▶ _REQUIRED TASK_: Report every line in the listing that contains the string "PORTUGUÊS".

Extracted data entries
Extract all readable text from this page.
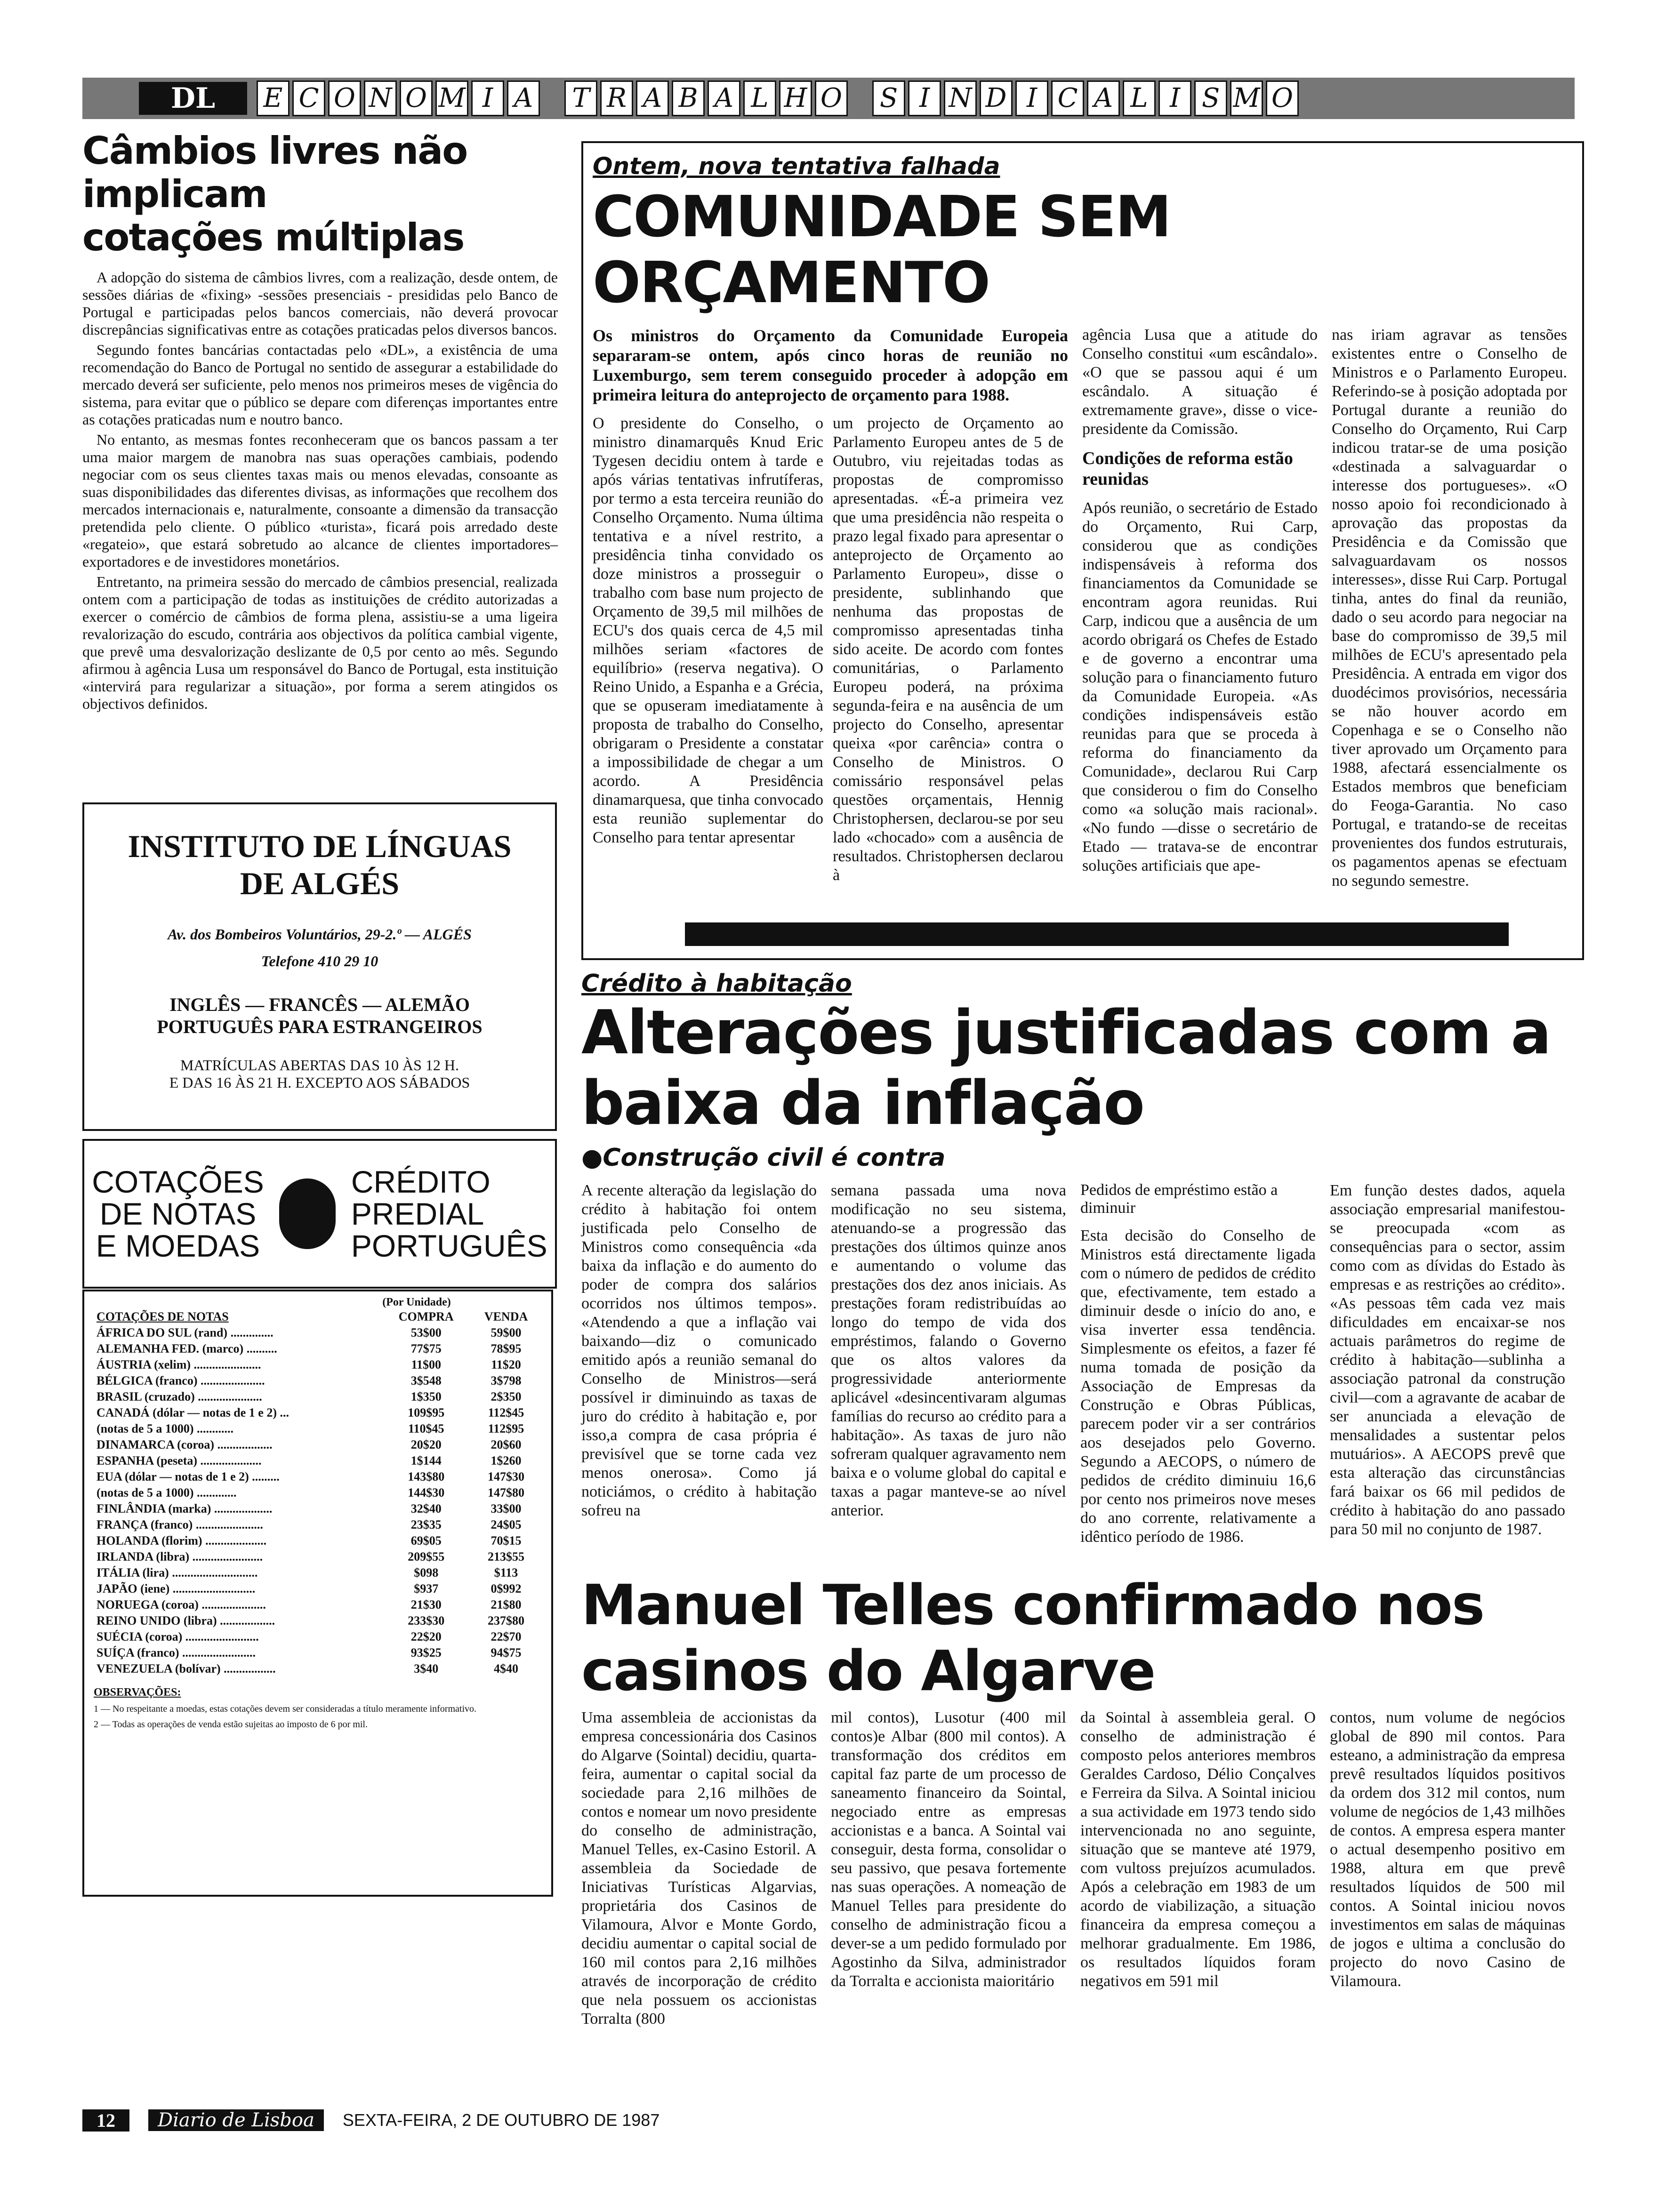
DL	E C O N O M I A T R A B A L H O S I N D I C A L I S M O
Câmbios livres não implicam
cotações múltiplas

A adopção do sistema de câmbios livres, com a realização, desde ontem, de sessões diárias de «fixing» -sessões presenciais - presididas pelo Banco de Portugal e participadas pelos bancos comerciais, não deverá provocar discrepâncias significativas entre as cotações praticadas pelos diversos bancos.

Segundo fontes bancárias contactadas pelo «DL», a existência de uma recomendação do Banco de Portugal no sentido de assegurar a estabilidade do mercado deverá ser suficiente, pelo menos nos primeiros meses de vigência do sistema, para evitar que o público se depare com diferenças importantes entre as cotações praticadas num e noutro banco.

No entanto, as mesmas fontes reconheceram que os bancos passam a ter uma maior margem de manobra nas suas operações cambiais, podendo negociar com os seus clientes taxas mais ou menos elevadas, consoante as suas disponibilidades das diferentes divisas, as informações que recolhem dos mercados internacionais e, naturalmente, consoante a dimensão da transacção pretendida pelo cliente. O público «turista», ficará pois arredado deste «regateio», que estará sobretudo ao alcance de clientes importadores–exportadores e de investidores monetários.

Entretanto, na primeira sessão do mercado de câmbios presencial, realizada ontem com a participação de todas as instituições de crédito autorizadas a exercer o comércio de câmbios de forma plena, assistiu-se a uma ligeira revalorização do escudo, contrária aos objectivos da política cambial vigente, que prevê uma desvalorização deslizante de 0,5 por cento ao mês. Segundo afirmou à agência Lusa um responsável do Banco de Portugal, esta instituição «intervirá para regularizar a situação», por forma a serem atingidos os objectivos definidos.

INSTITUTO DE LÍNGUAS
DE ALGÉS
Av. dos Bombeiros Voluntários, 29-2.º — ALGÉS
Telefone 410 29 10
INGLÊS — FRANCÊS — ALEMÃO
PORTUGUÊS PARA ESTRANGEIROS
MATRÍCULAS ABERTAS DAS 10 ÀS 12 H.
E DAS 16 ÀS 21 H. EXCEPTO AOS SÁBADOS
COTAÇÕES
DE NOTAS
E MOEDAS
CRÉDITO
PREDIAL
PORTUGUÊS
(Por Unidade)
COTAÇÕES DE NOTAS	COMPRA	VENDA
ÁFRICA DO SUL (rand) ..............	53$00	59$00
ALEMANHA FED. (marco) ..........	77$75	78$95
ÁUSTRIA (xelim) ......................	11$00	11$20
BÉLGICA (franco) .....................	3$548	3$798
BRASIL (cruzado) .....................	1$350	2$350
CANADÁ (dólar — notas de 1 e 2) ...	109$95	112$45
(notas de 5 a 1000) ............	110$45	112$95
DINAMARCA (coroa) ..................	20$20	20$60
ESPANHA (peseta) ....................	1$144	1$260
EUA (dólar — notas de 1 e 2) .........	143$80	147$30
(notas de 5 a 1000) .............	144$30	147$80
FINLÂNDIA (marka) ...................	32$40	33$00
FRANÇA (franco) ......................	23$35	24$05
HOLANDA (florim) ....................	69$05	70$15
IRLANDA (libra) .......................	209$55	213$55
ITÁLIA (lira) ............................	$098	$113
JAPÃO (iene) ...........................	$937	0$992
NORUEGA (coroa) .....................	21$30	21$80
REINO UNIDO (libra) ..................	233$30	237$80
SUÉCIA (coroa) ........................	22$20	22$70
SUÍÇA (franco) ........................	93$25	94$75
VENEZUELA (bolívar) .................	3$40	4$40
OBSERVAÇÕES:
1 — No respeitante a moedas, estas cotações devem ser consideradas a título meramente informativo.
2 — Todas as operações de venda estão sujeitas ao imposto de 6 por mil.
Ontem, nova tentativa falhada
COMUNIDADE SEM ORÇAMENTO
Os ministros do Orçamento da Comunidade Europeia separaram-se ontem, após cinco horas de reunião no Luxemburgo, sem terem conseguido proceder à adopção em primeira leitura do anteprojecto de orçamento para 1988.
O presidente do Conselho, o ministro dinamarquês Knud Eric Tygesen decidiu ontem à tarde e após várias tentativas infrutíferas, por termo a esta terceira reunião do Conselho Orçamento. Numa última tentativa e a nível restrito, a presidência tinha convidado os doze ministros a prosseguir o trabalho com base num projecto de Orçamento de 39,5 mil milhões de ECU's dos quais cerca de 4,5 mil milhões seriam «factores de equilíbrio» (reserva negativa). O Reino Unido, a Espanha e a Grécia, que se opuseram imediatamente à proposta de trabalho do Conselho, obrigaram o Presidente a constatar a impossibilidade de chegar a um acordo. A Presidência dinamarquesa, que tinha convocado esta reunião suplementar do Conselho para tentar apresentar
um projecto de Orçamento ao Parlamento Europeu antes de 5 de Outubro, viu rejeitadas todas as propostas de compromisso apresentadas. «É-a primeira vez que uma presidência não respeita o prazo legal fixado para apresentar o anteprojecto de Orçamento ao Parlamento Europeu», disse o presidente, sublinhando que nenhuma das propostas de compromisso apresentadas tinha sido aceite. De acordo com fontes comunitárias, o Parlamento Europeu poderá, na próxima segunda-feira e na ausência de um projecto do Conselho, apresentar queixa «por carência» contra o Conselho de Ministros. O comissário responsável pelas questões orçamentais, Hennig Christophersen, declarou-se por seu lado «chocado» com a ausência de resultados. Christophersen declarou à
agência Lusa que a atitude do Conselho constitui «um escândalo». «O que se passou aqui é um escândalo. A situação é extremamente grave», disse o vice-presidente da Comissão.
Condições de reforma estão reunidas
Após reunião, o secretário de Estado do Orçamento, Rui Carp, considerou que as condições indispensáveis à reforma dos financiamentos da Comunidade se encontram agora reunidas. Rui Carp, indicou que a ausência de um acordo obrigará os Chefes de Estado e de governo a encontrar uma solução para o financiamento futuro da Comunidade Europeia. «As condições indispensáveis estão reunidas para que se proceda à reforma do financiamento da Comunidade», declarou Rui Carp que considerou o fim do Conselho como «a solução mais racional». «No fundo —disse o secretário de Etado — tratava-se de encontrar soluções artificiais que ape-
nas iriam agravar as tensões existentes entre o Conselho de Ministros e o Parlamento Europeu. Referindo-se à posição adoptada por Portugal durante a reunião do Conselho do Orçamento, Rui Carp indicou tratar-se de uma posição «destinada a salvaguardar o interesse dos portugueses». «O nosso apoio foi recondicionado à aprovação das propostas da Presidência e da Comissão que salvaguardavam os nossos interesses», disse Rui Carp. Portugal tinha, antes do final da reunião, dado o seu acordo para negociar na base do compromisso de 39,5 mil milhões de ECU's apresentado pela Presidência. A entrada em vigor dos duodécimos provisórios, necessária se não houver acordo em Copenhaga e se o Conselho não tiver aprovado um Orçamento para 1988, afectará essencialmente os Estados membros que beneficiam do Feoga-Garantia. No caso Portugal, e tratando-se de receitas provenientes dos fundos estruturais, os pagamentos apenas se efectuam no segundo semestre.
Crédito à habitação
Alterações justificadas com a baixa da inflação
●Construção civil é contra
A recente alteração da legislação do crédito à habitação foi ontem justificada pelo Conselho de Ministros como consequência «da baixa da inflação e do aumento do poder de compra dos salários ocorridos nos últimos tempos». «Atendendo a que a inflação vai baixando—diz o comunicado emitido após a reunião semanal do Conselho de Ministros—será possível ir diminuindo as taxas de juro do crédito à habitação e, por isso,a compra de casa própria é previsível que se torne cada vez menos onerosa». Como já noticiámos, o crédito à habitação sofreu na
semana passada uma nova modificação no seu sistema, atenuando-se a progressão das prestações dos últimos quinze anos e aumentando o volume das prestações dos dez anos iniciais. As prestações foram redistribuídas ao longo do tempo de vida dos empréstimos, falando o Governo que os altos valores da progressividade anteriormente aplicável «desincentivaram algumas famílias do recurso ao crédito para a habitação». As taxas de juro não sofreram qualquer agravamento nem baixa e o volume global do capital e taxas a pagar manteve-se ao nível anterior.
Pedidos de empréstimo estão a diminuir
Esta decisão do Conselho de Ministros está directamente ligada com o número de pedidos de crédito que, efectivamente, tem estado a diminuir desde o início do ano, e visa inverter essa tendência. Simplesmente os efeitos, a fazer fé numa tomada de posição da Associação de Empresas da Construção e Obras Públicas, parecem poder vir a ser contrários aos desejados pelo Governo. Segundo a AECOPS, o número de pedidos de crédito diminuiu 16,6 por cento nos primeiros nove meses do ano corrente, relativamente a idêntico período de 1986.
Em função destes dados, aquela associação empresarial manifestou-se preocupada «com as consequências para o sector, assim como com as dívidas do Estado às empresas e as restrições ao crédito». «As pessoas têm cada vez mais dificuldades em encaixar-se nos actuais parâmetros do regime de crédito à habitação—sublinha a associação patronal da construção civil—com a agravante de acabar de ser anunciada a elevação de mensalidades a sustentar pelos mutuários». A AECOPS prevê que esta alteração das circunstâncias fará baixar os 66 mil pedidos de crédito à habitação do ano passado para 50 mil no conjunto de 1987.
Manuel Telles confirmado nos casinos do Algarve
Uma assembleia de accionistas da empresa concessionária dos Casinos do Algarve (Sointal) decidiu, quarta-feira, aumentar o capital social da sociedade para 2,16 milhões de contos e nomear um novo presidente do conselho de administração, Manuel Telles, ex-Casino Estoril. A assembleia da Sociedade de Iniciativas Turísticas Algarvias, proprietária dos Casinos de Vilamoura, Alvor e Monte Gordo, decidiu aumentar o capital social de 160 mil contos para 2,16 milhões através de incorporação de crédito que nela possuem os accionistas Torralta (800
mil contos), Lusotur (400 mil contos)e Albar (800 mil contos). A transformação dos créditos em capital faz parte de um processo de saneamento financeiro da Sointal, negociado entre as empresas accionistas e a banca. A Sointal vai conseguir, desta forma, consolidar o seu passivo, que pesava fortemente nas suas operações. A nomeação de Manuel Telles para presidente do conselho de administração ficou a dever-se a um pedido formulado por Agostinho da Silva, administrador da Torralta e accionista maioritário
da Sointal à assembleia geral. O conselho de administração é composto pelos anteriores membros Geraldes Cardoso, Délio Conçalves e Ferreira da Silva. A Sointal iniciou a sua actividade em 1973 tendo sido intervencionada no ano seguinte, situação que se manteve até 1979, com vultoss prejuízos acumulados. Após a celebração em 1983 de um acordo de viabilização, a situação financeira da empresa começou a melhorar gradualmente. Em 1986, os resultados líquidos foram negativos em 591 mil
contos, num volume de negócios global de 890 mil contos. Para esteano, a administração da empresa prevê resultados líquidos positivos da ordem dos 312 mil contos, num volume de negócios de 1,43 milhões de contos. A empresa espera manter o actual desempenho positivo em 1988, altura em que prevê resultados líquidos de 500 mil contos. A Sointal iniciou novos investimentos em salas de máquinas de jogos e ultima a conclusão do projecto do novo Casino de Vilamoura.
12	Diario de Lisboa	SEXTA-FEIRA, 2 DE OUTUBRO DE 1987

▶ _RESPONSE TO THE TASK_:
PORTUGUÊS PARA ESTRANGEIROS
PORTUGUÊS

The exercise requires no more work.